▶ What you should do
Scan the listing below and copy every line holding "panel".

▶ Listed entries

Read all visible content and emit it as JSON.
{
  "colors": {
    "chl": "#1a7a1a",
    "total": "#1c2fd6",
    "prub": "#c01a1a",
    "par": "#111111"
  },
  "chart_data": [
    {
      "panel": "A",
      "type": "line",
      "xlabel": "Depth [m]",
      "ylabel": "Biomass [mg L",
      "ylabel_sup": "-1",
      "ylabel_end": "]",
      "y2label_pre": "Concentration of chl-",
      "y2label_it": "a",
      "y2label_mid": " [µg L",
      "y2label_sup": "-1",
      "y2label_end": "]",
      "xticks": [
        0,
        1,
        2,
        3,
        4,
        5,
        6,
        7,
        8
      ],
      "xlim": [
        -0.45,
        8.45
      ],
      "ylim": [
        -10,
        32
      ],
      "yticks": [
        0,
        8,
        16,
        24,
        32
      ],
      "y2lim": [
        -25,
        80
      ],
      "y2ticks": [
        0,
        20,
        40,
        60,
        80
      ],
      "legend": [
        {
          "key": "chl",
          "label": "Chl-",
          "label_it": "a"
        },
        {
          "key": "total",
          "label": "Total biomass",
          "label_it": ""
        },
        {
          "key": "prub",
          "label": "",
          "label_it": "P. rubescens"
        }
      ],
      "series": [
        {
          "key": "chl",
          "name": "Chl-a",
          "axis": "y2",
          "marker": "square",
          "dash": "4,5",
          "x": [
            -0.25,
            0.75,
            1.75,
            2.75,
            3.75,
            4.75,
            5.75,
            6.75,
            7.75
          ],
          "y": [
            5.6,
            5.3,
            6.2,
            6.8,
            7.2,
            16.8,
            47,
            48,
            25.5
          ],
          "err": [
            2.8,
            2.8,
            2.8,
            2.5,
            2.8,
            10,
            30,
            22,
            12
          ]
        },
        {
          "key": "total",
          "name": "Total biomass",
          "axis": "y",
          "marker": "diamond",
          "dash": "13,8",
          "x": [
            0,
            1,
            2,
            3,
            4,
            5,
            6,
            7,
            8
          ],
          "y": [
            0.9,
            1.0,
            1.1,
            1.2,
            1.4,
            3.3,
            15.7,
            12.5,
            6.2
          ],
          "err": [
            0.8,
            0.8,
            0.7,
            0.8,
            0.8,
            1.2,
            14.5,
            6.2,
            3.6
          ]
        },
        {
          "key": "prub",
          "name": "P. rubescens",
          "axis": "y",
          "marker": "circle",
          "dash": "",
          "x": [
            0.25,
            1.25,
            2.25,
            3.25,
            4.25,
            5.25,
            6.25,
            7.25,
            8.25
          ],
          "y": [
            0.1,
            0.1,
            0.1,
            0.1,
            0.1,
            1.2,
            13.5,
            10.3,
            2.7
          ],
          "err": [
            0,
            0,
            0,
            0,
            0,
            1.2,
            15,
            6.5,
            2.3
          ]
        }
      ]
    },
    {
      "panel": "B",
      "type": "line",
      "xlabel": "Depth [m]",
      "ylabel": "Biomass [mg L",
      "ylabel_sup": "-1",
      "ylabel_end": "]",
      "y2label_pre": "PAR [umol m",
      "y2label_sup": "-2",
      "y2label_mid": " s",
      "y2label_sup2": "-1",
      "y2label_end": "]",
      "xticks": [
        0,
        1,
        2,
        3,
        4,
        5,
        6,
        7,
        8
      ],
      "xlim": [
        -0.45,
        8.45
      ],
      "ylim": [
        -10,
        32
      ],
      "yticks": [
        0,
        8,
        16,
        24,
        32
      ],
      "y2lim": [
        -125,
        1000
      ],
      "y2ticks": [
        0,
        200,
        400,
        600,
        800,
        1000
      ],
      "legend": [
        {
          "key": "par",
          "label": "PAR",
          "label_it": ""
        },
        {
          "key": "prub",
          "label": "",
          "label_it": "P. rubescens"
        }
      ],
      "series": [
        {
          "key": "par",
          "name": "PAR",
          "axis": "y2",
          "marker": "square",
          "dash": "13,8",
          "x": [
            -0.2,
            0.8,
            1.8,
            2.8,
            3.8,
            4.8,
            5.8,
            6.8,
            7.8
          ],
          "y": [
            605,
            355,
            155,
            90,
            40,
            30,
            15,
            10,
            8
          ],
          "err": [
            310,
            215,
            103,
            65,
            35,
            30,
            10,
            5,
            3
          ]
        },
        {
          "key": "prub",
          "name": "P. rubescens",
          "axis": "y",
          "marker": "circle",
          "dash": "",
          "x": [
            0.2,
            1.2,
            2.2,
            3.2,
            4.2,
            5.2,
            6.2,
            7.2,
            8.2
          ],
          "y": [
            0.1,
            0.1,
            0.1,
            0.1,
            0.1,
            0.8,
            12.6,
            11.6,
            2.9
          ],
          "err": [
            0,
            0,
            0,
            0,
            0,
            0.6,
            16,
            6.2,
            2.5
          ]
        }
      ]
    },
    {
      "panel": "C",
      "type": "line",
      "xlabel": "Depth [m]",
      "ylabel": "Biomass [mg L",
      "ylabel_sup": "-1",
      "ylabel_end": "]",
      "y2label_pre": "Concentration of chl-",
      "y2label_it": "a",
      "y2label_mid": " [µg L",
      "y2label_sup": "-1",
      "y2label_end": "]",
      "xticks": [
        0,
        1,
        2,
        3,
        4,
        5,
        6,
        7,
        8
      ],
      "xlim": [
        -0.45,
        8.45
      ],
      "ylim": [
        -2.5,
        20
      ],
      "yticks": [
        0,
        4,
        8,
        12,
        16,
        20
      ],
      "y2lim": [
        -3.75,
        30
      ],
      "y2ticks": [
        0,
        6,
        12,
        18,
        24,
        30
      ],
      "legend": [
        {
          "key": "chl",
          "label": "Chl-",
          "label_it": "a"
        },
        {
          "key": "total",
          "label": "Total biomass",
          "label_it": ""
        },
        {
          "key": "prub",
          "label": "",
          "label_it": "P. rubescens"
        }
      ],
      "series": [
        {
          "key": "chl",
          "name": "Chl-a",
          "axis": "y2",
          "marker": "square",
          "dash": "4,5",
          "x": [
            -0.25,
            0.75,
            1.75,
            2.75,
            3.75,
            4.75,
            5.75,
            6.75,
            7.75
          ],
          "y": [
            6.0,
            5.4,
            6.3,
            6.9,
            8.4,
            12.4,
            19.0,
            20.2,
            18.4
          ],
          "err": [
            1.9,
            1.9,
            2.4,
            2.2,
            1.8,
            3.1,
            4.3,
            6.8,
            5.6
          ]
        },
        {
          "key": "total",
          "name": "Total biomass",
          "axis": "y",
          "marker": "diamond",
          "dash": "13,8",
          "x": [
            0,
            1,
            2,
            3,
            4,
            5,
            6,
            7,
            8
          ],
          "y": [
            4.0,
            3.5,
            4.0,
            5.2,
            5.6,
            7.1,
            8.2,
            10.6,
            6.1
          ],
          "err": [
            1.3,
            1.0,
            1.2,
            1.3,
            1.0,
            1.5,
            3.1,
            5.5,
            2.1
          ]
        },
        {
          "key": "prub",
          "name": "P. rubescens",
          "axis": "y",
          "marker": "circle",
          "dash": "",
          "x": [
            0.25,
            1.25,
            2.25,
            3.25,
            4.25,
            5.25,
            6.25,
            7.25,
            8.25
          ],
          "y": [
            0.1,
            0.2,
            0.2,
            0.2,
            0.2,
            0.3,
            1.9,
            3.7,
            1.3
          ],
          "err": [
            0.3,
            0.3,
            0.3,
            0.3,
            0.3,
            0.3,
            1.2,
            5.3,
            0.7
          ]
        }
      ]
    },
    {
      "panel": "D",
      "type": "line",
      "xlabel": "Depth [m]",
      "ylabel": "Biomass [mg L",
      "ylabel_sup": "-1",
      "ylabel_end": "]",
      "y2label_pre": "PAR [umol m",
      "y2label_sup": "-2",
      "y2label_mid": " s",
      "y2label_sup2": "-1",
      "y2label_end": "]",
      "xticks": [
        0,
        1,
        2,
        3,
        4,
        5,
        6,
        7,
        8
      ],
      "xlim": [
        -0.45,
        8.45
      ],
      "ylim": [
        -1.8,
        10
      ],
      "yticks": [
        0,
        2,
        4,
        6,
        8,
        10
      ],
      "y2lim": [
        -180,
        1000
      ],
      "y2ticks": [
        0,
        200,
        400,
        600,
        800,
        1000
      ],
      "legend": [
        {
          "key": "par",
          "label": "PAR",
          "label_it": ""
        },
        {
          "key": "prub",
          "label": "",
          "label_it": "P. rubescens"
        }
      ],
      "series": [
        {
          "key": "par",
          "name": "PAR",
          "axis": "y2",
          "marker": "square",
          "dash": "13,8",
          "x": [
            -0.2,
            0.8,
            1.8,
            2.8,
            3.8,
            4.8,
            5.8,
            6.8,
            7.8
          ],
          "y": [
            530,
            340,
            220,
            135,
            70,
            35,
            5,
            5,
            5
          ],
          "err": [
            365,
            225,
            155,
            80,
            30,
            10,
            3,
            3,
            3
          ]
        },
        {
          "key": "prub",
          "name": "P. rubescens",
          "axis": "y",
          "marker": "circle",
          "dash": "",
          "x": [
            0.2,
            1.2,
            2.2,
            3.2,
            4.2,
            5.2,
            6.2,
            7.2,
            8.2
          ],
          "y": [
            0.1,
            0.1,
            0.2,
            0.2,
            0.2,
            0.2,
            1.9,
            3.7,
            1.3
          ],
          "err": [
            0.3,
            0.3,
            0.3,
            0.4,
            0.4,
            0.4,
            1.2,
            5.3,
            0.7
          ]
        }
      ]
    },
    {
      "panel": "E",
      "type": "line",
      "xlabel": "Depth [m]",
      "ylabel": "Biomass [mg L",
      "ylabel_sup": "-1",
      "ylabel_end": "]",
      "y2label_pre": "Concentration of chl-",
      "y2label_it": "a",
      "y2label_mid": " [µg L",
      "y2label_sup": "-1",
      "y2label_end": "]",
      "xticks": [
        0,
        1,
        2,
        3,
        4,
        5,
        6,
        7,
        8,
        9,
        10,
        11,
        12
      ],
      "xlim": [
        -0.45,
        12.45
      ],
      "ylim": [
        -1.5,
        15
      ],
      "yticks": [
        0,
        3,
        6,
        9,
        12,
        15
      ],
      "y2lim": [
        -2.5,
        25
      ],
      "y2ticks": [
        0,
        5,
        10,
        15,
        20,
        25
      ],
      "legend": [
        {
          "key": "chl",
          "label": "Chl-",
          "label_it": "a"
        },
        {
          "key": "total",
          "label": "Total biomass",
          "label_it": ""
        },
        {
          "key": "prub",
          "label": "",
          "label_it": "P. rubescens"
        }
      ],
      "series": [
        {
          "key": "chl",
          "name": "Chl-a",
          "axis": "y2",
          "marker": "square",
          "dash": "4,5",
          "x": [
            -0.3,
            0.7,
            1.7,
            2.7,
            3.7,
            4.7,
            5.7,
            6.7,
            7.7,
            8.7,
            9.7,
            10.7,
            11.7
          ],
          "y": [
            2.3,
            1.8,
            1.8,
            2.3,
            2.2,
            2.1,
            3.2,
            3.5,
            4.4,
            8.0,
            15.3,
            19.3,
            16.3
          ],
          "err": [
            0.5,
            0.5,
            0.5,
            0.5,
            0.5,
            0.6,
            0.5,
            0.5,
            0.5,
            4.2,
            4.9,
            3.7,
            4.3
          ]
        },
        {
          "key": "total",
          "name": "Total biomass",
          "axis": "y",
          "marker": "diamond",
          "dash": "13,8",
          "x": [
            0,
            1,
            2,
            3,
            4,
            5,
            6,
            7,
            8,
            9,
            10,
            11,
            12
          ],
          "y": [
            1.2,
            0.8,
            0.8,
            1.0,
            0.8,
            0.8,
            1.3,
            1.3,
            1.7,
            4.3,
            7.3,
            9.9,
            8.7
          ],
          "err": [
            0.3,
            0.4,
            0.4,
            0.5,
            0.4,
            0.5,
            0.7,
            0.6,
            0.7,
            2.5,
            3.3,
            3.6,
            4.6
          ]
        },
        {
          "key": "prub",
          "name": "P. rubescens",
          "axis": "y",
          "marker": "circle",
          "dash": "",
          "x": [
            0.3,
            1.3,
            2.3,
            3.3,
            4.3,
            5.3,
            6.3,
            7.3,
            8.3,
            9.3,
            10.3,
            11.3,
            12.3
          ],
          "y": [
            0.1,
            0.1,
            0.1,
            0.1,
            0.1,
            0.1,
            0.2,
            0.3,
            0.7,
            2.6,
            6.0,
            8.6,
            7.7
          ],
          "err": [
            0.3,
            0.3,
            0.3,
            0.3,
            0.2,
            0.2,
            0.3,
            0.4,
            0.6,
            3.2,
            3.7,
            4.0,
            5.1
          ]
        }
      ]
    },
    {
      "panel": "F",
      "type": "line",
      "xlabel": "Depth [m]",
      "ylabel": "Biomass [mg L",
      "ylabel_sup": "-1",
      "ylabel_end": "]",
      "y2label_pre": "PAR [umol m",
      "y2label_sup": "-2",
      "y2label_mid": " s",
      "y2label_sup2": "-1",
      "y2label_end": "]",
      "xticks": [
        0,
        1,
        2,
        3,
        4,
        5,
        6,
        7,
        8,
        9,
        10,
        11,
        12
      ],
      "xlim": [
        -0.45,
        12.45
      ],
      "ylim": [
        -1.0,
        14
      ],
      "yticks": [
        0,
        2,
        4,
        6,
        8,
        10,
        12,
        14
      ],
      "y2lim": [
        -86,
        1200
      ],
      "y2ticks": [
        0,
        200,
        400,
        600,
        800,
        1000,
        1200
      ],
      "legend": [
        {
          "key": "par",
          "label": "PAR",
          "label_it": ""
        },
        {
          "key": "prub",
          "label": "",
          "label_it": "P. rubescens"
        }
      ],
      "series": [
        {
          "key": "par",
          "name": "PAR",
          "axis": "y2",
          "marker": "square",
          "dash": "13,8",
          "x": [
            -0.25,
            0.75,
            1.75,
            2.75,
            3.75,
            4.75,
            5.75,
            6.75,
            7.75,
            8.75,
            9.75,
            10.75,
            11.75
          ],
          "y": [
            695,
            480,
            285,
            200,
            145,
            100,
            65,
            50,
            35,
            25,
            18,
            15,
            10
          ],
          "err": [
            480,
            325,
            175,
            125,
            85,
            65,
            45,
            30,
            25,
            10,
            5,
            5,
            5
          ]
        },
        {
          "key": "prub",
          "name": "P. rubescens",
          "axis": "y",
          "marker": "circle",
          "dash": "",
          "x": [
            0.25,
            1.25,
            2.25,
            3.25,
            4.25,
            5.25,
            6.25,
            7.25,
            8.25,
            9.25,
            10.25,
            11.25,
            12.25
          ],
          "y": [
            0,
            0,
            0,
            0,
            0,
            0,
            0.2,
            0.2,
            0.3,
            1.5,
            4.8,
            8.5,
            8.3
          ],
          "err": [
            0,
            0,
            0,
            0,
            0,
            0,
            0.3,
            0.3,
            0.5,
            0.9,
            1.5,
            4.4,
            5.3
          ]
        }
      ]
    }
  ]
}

▶ Answer to the exercise
      "panel": "A",
      "panel": "B",
      "panel": "C",
      "panel": "D",
      "panel": "E",
      "panel": "F",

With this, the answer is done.